▶ **WORK INSTRUCTIONS**
Extract the text of each entry below exactly, leaving every image behind.

[Collected data]
○ ○ ○ ○ ○ ○ ○
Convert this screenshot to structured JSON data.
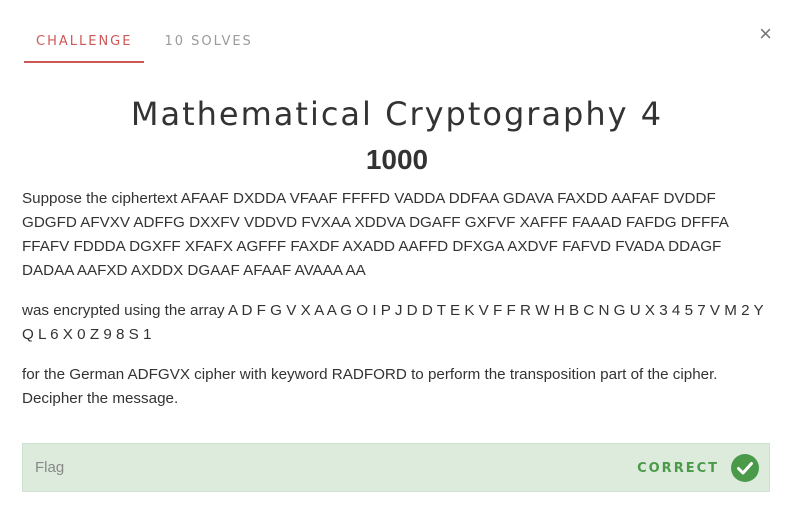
{
  "tabs": [
    {
      "label": "CHALLENGE"
    },
    {
      "label": "10 SOLVES"
    }
  ],
  "close_label": "×",
  "challenge": {
    "title": "Mathematical Cryptography 4",
    "value": "1000",
    "description": [
      "Suppose the ciphertext AFAAF DXDDA VFAAF FFFFD VADDA DDFAA GDAVA FAXDD AAFAF DVDDF GDGFD AFVXV ADFFG DXXFV VDDVD FVXAA XDDVA DGAFF GXFVF XAFFF FAAAD FAFDG DFFFA FFAFV FDDDA DGXFF XFAFX AGFFF FAXDF AXADD AAFFD DFXGA AXDVF FAFVD FVADA DDAGF DADAA AAFXD AXDDX DGAAF AFAAF AVAAA AA",
      "was encrypted using the array A D F G V X A A G O I P J D D T E K V F F R W H B C N G U X 3 4 5 7 V M 2 Y Q L 6 X 0 Z 9 8 S 1",
      "for the German ADFGVX cipher with keyword RADFORD to perform the transposition part of the cipher. Decipher the message."
    ]
  },
  "flag": {
    "placeholder": "Flag",
    "value": "",
    "status": "CORRECT",
    "status_icon": "check-circle-icon",
    "status_color": "#4a9a4a"
  },
  "colors": {
    "accent": "#ce5858",
    "success_bg": "#dcebdc"
  }
}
○ ○ ○ ○ ○ ○ ○
▶ **WRITTEN RESPONSE**
Convert this screenshot to structured JSON data.
{
  "tabs": [
    {
      "label": "CHALLENGE"
    },
    {
      "label": "10 SOLVES"
    }
  ],
  "close_label": "×",
  "challenge": {
    "title": "Mathematical Cryptography 4",
    "value": "1000",
    "description": [
      "Suppose the ciphertext AFAAF DXDDA VFAAF FFFFD VADDA DDFAA GDAVA FAXDD AAFAF DVDDF GDGFD AFVXV ADFFG DXXFV VDDVD FVXAA XDDVA DGAFF GXFVF XAFFF FAAAD FAFDG DFFFA FFAFV FDDDA DGXFF XFAFX AGFFF FAXDF AXADD AAFFD DFXGA AXDVF FAFVD FVADA DDAGF DADAA AAFXD AXDDX DGAAF AFAAF AVAAA AA",
      "was encrypted using the array A D F G V X A A G O I P J D D T E K V F F R W H B C N G U X 3 4 5 7 V M 2 Y Q L 6 X 0 Z 9 8 S 1",
      "for the German ADFGVX cipher with keyword RADFORD to perform the transposition part of the cipher. Decipher the message."
    ]
  },
  "flag": {
    "placeholder": "Flag",
    "value": "",
    "status": "CORRECT",
    "status_icon": "check-circle-icon",
    "status_color": "#4a9a4a"
  },
  "colors": {
    "accent": "#ce5858",
    "success_bg": "#dcebdc"
  }
}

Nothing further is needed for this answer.